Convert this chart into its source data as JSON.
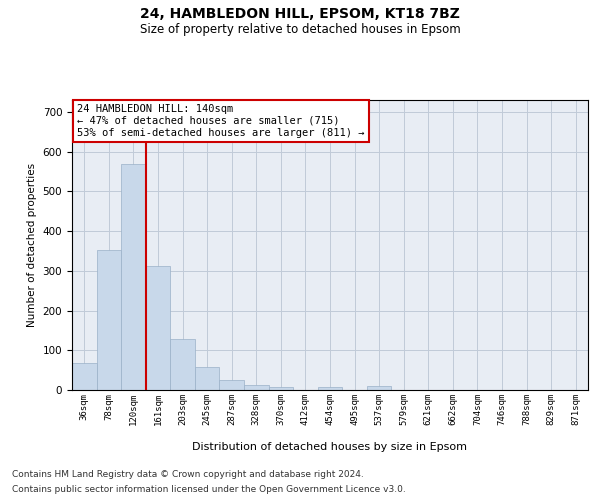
{
  "title1": "24, HAMBLEDON HILL, EPSOM, KT18 7BZ",
  "title2": "Size of property relative to detached houses in Epsom",
  "xlabel": "Distribution of detached houses by size in Epsom",
  "ylabel": "Number of detached properties",
  "categories": [
    "36sqm",
    "78sqm",
    "120sqm",
    "161sqm",
    "203sqm",
    "245sqm",
    "287sqm",
    "328sqm",
    "370sqm",
    "412sqm",
    "454sqm",
    "495sqm",
    "537sqm",
    "579sqm",
    "621sqm",
    "662sqm",
    "704sqm",
    "746sqm",
    "788sqm",
    "829sqm",
    "871sqm"
  ],
  "values": [
    68,
    352,
    570,
    312,
    128,
    57,
    25,
    13,
    7,
    0,
    8,
    0,
    10,
    0,
    0,
    0,
    0,
    0,
    0,
    0,
    0
  ],
  "bar_color": "#c8d8ea",
  "bar_edge_color": "#9ab0c8",
  "vline_after_index": 2,
  "vline_color": "#cc0000",
  "annotation_line1": "24 HAMBLEDON HILL: 140sqm",
  "annotation_line2": "← 47% of detached houses are smaller (715)",
  "annotation_line3": "53% of semi-detached houses are larger (811) →",
  "annotation_box_color": "#ffffff",
  "annotation_box_edge": "#cc0000",
  "ylim": [
    0,
    730
  ],
  "yticks": [
    0,
    100,
    200,
    300,
    400,
    500,
    600,
    700
  ],
  "grid_color": "#c0cad8",
  "bg_color": "#e8edf4",
  "footnote_line1": "Contains HM Land Registry data © Crown copyright and database right 2024.",
  "footnote_line2": "Contains public sector information licensed under the Open Government Licence v3.0."
}
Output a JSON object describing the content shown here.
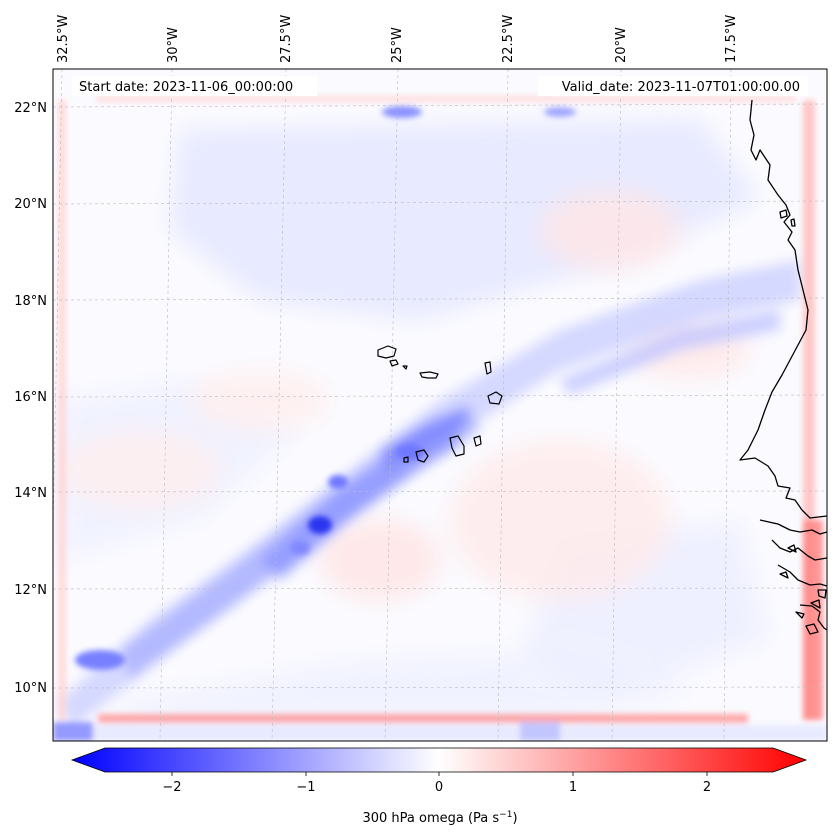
{
  "map": {
    "start_label": "Start date: 2023-11-06_00:00:00",
    "valid_label": "Valid_date: 2023-11-07T01:00:00.00",
    "lon_labels": [
      "32.5°W",
      "30°W",
      "27.5°W",
      "25°W",
      "22.5°W",
      "20°W",
      "17.5°W"
    ],
    "lat_labels": [
      "22°N",
      "20°N",
      "18°N",
      "16°N",
      "14°N",
      "12°N",
      "10°N"
    ],
    "gridlines": true,
    "coastlines": [
      "Cape Verde islands",
      "West African coast"
    ]
  },
  "colorbar": {
    "ticks": [
      "−2",
      "−1",
      "0",
      "1",
      "2"
    ],
    "label_main": "300 hPa omega (Pa s",
    "label_sup": "−1",
    "label_end": ")",
    "cmap": "bwr",
    "range": [
      -2.75,
      2.75
    ],
    "extend": "both",
    "colors": {
      "negative": "#0000ff",
      "zero": "#ffffff",
      "positive": "#ff0000"
    }
  }
}
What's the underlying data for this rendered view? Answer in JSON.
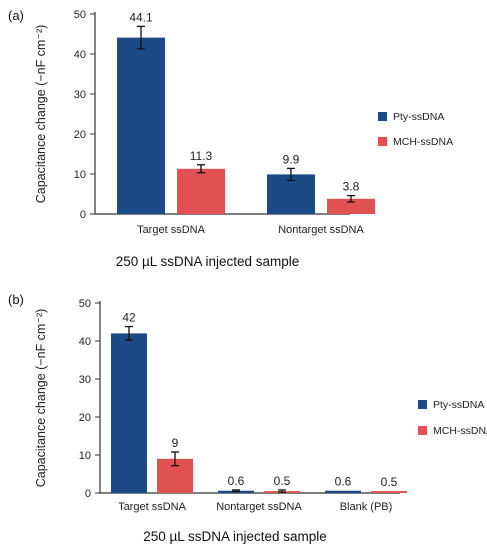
{
  "colors": {
    "series1": "#1b4a87",
    "series2": "#e05252",
    "axis": "#333333"
  },
  "chart_data": [
    {
      "type": "bar",
      "panel_label": "(a)",
      "categories": [
        "Target ssDNA",
        "Nontarget ssDNA"
      ],
      "series": [
        {
          "name": "Pty-ssDNA",
          "values": [
            44.1,
            9.9
          ],
          "errors": [
            2.8,
            1.5
          ],
          "labels": [
            "44.1",
            "9.9"
          ]
        },
        {
          "name": "MCH-ssDNA",
          "values": [
            11.3,
            3.8
          ],
          "errors": [
            1.0,
            0.8
          ],
          "labels": [
            "11.3",
            "3.8"
          ]
        }
      ],
      "xlabel": "250 µL ssDNA injected sample",
      "ylabel": "Capacitance change (−nF cm⁻²)",
      "ylim": [
        0,
        50
      ],
      "yticks": [
        "0",
        "10",
        "20",
        "30",
        "40",
        "50"
      ],
      "legend_position": "right"
    },
    {
      "type": "bar",
      "panel_label": "(b)",
      "categories": [
        "Target ssDNA",
        "Nontarget ssDNA",
        "Blank (PB)"
      ],
      "series": [
        {
          "name": "Pty-ssDNA",
          "values": [
            42,
            0.6,
            0.6
          ],
          "errors": [
            1.8,
            0.2,
            0
          ],
          "labels": [
            "42",
            "0.6",
            "0.6"
          ]
        },
        {
          "name": "MCH-ssDNA",
          "values": [
            9,
            0.5,
            0.5
          ],
          "errors": [
            1.8,
            0.3,
            0
          ],
          "labels": [
            "9",
            "0.5",
            "0.5"
          ]
        }
      ],
      "xlabel": "250 µL ssDNA injected sample",
      "ylabel": "Capacitance change (−nF cm⁻²)",
      "ylim": [
        0,
        50
      ],
      "yticks": [
        "0",
        "10",
        "20",
        "30",
        "40",
        "50"
      ],
      "legend_position": "right"
    }
  ]
}
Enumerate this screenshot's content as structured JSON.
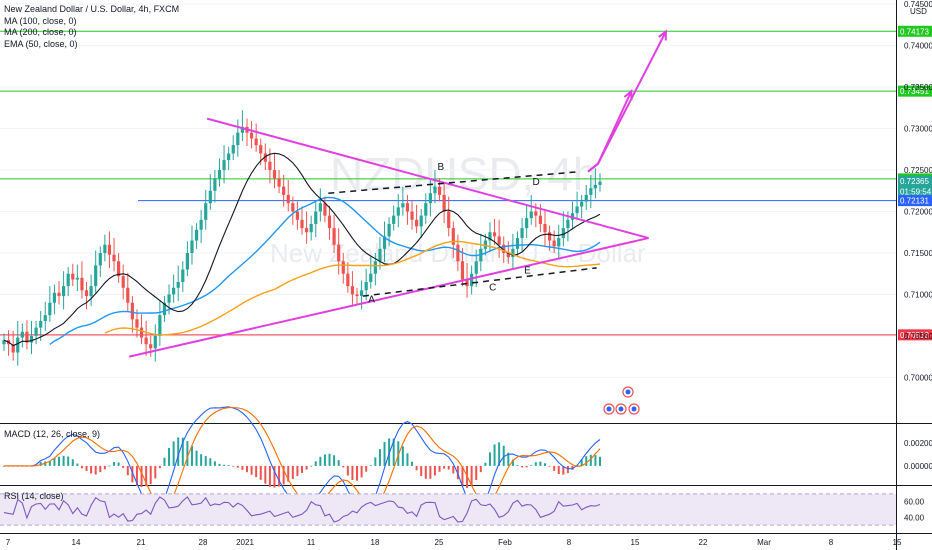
{
  "legend": {
    "title": "New Zealand Dollar / U.S. Dollar, 4h, FXCM",
    "ma100": "MA (100, close, 0)",
    "ma200": "MA (200, close, 0)",
    "ema50": "EMA (50, close, 0)"
  },
  "watermark": {
    "symbol": "NZDUSD, 4h",
    "name": "New Zealand Dollar / U.S. Dollar"
  },
  "currency": "USD",
  "colors": {
    "ma100": "#131722",
    "ma200": "#f7a21b",
    "ema50": "#2196f3",
    "triangle": "#e040e0",
    "green_line": "#22c722",
    "red_line": "#f23645",
    "blue_line": "#2962ff",
    "macd": "#2962ff",
    "signal": "#ff6d00",
    "hist_pos": "#26a69a",
    "hist_neg": "#ef5350",
    "rsi": "#7e57c2",
    "rsi_band": "#ede7f6"
  },
  "indicators": {
    "macd_label": "MACD (12, 26, close, 9)",
    "rsi_label": "RSI (14, close)"
  },
  "chart_data": {
    "type": "candlestick",
    "title": "New Zealand Dollar / U.S. Dollar, 4h, FXCM",
    "price_axis": {
      "range": [
        0.6945,
        0.7455
      ],
      "ticks": [
        "0.70000",
        "0.70500",
        "0.71000",
        "0.71500",
        "0.72000",
        "0.72500",
        "0.73000",
        "0.73500",
        "0.74000",
        "0.74500"
      ]
    },
    "time_axis": {
      "labels": [
        "7",
        "14",
        "21",
        "28",
        "2021",
        "11",
        "18",
        "25",
        "Feb",
        "8",
        "15",
        "22",
        "Mar",
        "8",
        "15"
      ]
    },
    "price_tags": [
      {
        "label": "0.74173",
        "value": 0.74173,
        "color": "#22c722"
      },
      {
        "label": "0.73451",
        "value": 0.73451,
        "color": "#22c722"
      },
      {
        "label": "0.72393",
        "value": 0.72393,
        "color": "#22c722"
      },
      {
        "label": "0.72365",
        "value": 0.72365,
        "color": "#26a69a"
      },
      {
        "label": "01:59:54",
        "value": 0.7224,
        "color": "#26a69a"
      },
      {
        "label": "0.72131",
        "value": 0.72131,
        "color": "#2962ff"
      },
      {
        "label": "0.70513",
        "value": 0.70513,
        "color": "#f23645"
      }
    ],
    "horizontal_levels": [
      {
        "value": 0.74173,
        "color": "#22c722"
      },
      {
        "value": 0.73451,
        "color": "#22c722"
      },
      {
        "value": 0.72393,
        "color": "#22c722"
      },
      {
        "value": 0.72131,
        "color": "#2962ff"
      },
      {
        "value": 0.70513,
        "color": "#f23645"
      }
    ],
    "close_series": [
      0.7045,
      0.704,
      0.703,
      0.7048,
      0.7055,
      0.7042,
      0.705,
      0.706,
      0.7068,
      0.7075,
      0.709,
      0.7102,
      0.7098,
      0.711,
      0.7125,
      0.7118,
      0.712,
      0.7105,
      0.7098,
      0.711,
      0.7135,
      0.715,
      0.716,
      0.7148,
      0.714,
      0.7122,
      0.7108,
      0.709,
      0.707,
      0.706,
      0.7048,
      0.704,
      0.7035,
      0.705,
      0.7075,
      0.709,
      0.71,
      0.7108,
      0.7115,
      0.713,
      0.715,
      0.7165,
      0.7178,
      0.719,
      0.721,
      0.7225,
      0.724,
      0.725,
      0.7262,
      0.727,
      0.728,
      0.7295,
      0.7302,
      0.7295,
      0.7288,
      0.728,
      0.727,
      0.726,
      0.725,
      0.724,
      0.723,
      0.722,
      0.721,
      0.72,
      0.719,
      0.718,
      0.7175,
      0.7185,
      0.72,
      0.721,
      0.7195,
      0.718,
      0.716,
      0.714,
      0.7125,
      0.711,
      0.71,
      0.7098,
      0.7105,
      0.7115,
      0.7125,
      0.714,
      0.7155,
      0.717,
      0.7185,
      0.7195,
      0.7205,
      0.721,
      0.72,
      0.719,
      0.7182,
      0.7195,
      0.721,
      0.7222,
      0.723,
      0.722,
      0.72,
      0.718,
      0.716,
      0.714,
      0.7118,
      0.711,
      0.7125,
      0.714,
      0.7155,
      0.7165,
      0.7175,
      0.717,
      0.716,
      0.715,
      0.7145,
      0.7155,
      0.7168,
      0.718,
      0.7192,
      0.72,
      0.7195,
      0.7185,
      0.7175,
      0.7165,
      0.7158,
      0.7168,
      0.718,
      0.719,
      0.7198,
      0.7206,
      0.7212,
      0.722,
      0.7228,
      0.7232,
      0.7236
    ],
    "triangle": {
      "upper_line": [
        {
          "x": "2020-12-30",
          "y": 0.7312
        },
        {
          "x": "2021-02-19",
          "y": 0.7168
        }
      ],
      "lower_line": [
        {
          "x": "2020-12-21",
          "y": 0.7025
        },
        {
          "x": "2021-02-19",
          "y": 0.7168
        }
      ]
    },
    "dashed_channel": {
      "upper": [
        {
          "x": "2021-01-13",
          "y": 0.7222
        },
        {
          "x": "2021-02-11",
          "y": 0.7248
        }
      ],
      "lower": [
        {
          "x": "2021-01-17",
          "y": 0.7098
        },
        {
          "x": "2021-02-13",
          "y": 0.7132
        }
      ]
    },
    "projection_arrows": [
      {
        "from": {
          "x": "2021-02-12",
          "y": 0.7248
        },
        "to": {
          "x": "2021-02-17",
          "y": 0.7345
        }
      },
      {
        "from": {
          "x": "2021-02-12",
          "y": 0.7248
        },
        "to": {
          "x": "2021-02-21",
          "y": 0.7417
        }
      }
    ],
    "wave_labels": [
      {
        "label": "A",
        "x": "2021-01-18",
        "y": 0.709
      },
      {
        "label": "B",
        "x": "2021-01-26",
        "y": 0.725
      },
      {
        "label": "C",
        "x": "2021-02-01",
        "y": 0.7105
      },
      {
        "label": "D",
        "x": "2021-02-06",
        "y": 0.7232
      },
      {
        "label": "E",
        "x": "2021-02-05",
        "y": 0.7125
      }
    ],
    "moving_averages": [
      "MA (100, close, 0)",
      "MA (200, close, 0)",
      "EMA (50, close, 0)"
    ],
    "macd_panel": {
      "label": "MACD (12, 26, close, 9)",
      "ticks": [
        "0.00200",
        "0.00000"
      ],
      "range": [
        -0.0015,
        0.0035
      ]
    },
    "rsi_panel": {
      "label": "RSI (14, close)",
      "ticks": [
        "60.00",
        "40.00"
      ],
      "range": [
        20,
        80
      ],
      "band": [
        30,
        70
      ]
    }
  }
}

========================================================================

Instruction => Find every line in the records that contains the word "detached"; copy those lines.

Written solution =>
  "title2": "Size of property relative to detached houses in Epsom",
  "xlabel": "Distribution of detached houses by size in Epsom",
  "ylabel": "Number of detached properties",
  "annotation_line2": "← 47% of detached houses are smaller (715)",
  "annotation_line3": "53% of semi-detached houses are larger (811) →",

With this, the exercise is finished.